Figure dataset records
— begin —

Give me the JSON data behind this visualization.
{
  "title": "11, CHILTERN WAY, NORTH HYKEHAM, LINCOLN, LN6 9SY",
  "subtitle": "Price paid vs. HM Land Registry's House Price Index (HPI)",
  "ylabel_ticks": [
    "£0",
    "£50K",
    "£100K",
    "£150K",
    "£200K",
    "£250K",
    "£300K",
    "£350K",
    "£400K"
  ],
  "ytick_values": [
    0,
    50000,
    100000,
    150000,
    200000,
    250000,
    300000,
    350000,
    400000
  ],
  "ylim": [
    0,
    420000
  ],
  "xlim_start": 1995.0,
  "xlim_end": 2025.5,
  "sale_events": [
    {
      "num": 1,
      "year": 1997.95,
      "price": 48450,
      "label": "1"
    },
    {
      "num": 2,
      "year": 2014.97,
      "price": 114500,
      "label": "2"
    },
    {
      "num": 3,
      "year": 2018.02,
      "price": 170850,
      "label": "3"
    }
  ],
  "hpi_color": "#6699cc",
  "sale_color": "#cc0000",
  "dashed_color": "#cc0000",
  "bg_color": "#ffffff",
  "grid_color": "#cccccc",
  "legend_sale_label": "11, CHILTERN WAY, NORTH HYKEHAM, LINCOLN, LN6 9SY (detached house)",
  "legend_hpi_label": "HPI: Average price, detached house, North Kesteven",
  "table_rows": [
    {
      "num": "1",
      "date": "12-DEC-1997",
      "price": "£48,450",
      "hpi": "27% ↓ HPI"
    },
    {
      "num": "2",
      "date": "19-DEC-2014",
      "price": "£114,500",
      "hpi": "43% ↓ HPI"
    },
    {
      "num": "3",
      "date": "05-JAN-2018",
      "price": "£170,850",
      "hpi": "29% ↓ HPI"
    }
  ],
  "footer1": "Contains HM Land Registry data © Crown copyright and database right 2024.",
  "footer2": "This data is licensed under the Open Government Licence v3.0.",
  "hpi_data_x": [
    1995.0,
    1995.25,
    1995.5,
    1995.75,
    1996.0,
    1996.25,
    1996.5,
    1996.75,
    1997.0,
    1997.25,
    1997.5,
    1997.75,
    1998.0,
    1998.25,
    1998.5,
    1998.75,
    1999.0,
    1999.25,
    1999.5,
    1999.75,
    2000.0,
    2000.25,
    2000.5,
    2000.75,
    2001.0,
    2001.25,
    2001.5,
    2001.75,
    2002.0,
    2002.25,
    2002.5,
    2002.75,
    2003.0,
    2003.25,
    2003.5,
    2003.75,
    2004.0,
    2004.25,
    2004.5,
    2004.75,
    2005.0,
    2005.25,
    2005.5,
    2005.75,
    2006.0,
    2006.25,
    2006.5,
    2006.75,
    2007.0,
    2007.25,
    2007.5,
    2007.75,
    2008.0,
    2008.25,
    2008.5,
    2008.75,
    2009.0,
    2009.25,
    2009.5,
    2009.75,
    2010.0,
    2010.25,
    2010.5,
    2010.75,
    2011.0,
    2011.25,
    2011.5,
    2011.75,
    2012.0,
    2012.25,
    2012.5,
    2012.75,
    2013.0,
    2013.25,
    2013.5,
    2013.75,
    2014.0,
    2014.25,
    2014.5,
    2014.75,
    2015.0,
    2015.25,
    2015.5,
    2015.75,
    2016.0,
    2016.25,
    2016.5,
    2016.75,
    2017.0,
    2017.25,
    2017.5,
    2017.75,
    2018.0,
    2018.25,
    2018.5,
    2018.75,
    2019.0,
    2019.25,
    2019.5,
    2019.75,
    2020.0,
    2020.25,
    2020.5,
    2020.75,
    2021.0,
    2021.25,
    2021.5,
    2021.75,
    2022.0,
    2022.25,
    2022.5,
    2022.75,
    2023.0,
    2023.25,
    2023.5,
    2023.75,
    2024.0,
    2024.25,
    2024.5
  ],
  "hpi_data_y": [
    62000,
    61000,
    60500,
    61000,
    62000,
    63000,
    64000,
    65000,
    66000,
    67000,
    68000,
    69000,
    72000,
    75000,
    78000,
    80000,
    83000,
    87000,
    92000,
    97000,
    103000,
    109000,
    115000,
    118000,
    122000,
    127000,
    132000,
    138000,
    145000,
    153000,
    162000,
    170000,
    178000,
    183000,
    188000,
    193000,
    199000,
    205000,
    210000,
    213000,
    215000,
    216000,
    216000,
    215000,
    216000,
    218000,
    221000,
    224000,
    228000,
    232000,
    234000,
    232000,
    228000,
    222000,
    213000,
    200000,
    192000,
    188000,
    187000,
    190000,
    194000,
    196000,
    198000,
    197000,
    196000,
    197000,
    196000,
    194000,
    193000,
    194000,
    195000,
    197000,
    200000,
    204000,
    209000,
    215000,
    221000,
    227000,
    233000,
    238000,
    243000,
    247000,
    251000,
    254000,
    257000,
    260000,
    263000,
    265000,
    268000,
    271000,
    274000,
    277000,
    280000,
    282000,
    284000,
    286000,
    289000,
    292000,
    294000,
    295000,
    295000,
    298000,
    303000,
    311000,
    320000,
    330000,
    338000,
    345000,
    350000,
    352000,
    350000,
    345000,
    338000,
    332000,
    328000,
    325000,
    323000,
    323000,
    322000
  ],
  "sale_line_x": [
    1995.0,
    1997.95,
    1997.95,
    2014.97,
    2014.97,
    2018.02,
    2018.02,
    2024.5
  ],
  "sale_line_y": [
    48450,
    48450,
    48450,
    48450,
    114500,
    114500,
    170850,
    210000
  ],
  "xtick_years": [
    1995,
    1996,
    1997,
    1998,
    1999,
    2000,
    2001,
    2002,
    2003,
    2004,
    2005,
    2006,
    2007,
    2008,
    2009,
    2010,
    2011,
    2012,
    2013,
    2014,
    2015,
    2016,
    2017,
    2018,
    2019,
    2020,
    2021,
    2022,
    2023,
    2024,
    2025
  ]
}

— end —

• _WHAT THE TASK REQUIRES_
Each entry above is to be printed again exactly.

• _COMPLETE ANSWER_
Give me the JSON data behind this visualization.
{
  "title": "11, CHILTERN WAY, NORTH HYKEHAM, LINCOLN, LN6 9SY",
  "subtitle": "Price paid vs. HM Land Registry's House Price Index (HPI)",
  "ylabel_ticks": [
    "£0",
    "£50K",
    "£100K",
    "£150K",
    "£200K",
    "£250K",
    "£300K",
    "£350K",
    "£400K"
  ],
  "ytick_values": [
    0,
    50000,
    100000,
    150000,
    200000,
    250000,
    300000,
    350000,
    400000
  ],
  "ylim": [
    0,
    420000
  ],
  "xlim_start": 1995.0,
  "xlim_end": 2025.5,
  "sale_events": [
    {
      "num": 1,
      "year": 1997.95,
      "price": 48450,
      "label": "1"
    },
    {
      "num": 2,
      "year": 2014.97,
      "price": 114500,
      "label": "2"
    },
    {
      "num": 3,
      "year": 2018.02,
      "price": 170850,
      "label": "3"
    }
  ],
  "hpi_color": "#6699cc",
  "sale_color": "#cc0000",
  "dashed_color": "#cc0000",
  "bg_color": "#ffffff",
  "grid_color": "#cccccc",
  "legend_sale_label": "11, CHILTERN WAY, NORTH HYKEHAM, LINCOLN, LN6 9SY (detached house)",
  "legend_hpi_label": "HPI: Average price, detached house, North Kesteven",
  "table_rows": [
    {
      "num": "1",
      "date": "12-DEC-1997",
      "price": "£48,450",
      "hpi": "27% ↓ HPI"
    },
    {
      "num": "2",
      "date": "19-DEC-2014",
      "price": "£114,500",
      "hpi": "43% ↓ HPI"
    },
    {
      "num": "3",
      "date": "05-JAN-2018",
      "price": "£170,850",
      "hpi": "29% ↓ HPI"
    }
  ],
  "footer1": "Contains HM Land Registry data © Crown copyright and database right 2024.",
  "footer2": "This data is licensed under the Open Government Licence v3.0.",
  "hpi_data_x": [
    1995.0,
    1995.25,
    1995.5,
    1995.75,
    1996.0,
    1996.25,
    1996.5,
    1996.75,
    1997.0,
    1997.25,
    1997.5,
    1997.75,
    1998.0,
    1998.25,
    1998.5,
    1998.75,
    1999.0,
    1999.25,
    1999.5,
    1999.75,
    2000.0,
    2000.25,
    2000.5,
    2000.75,
    2001.0,
    2001.25,
    2001.5,
    2001.75,
    2002.0,
    2002.25,
    2002.5,
    2002.75,
    2003.0,
    2003.25,
    2003.5,
    2003.75,
    2004.0,
    2004.25,
    2004.5,
    2004.75,
    2005.0,
    2005.25,
    2005.5,
    2005.75,
    2006.0,
    2006.25,
    2006.5,
    2006.75,
    2007.0,
    2007.25,
    2007.5,
    2007.75,
    2008.0,
    2008.25,
    2008.5,
    2008.75,
    2009.0,
    2009.25,
    2009.5,
    2009.75,
    2010.0,
    2010.25,
    2010.5,
    2010.75,
    2011.0,
    2011.25,
    2011.5,
    2011.75,
    2012.0,
    2012.25,
    2012.5,
    2012.75,
    2013.0,
    2013.25,
    2013.5,
    2013.75,
    2014.0,
    2014.25,
    2014.5,
    2014.75,
    2015.0,
    2015.25,
    2015.5,
    2015.75,
    2016.0,
    2016.25,
    2016.5,
    2016.75,
    2017.0,
    2017.25,
    2017.5,
    2017.75,
    2018.0,
    2018.25,
    2018.5,
    2018.75,
    2019.0,
    2019.25,
    2019.5,
    2019.75,
    2020.0,
    2020.25,
    2020.5,
    2020.75,
    2021.0,
    2021.25,
    2021.5,
    2021.75,
    2022.0,
    2022.25,
    2022.5,
    2022.75,
    2023.0,
    2023.25,
    2023.5,
    2023.75,
    2024.0,
    2024.25,
    2024.5
  ],
  "hpi_data_y": [
    62000,
    61000,
    60500,
    61000,
    62000,
    63000,
    64000,
    65000,
    66000,
    67000,
    68000,
    69000,
    72000,
    75000,
    78000,
    80000,
    83000,
    87000,
    92000,
    97000,
    103000,
    109000,
    115000,
    118000,
    122000,
    127000,
    132000,
    138000,
    145000,
    153000,
    162000,
    170000,
    178000,
    183000,
    188000,
    193000,
    199000,
    205000,
    210000,
    213000,
    215000,
    216000,
    216000,
    215000,
    216000,
    218000,
    221000,
    224000,
    228000,
    232000,
    234000,
    232000,
    228000,
    222000,
    213000,
    200000,
    192000,
    188000,
    187000,
    190000,
    194000,
    196000,
    198000,
    197000,
    196000,
    197000,
    196000,
    194000,
    193000,
    194000,
    195000,
    197000,
    200000,
    204000,
    209000,
    215000,
    221000,
    227000,
    233000,
    238000,
    243000,
    247000,
    251000,
    254000,
    257000,
    260000,
    263000,
    265000,
    268000,
    271000,
    274000,
    277000,
    280000,
    282000,
    284000,
    286000,
    289000,
    292000,
    294000,
    295000,
    295000,
    298000,
    303000,
    311000,
    320000,
    330000,
    338000,
    345000,
    350000,
    352000,
    350000,
    345000,
    338000,
    332000,
    328000,
    325000,
    323000,
    323000,
    322000
  ],
  "sale_line_x": [
    1995.0,
    1997.95,
    1997.95,
    2014.97,
    2014.97,
    2018.02,
    2018.02,
    2024.5
  ],
  "sale_line_y": [
    48450,
    48450,
    48450,
    48450,
    114500,
    114500,
    170850,
    210000
  ],
  "xtick_years": [
    1995,
    1996,
    1997,
    1998,
    1999,
    2000,
    2001,
    2002,
    2003,
    2004,
    2005,
    2006,
    2007,
    2008,
    2009,
    2010,
    2011,
    2012,
    2013,
    2014,
    2015,
    2016,
    2017,
    2018,
    2019,
    2020,
    2021,
    2022,
    2023,
    2024,
    2025
  ]
}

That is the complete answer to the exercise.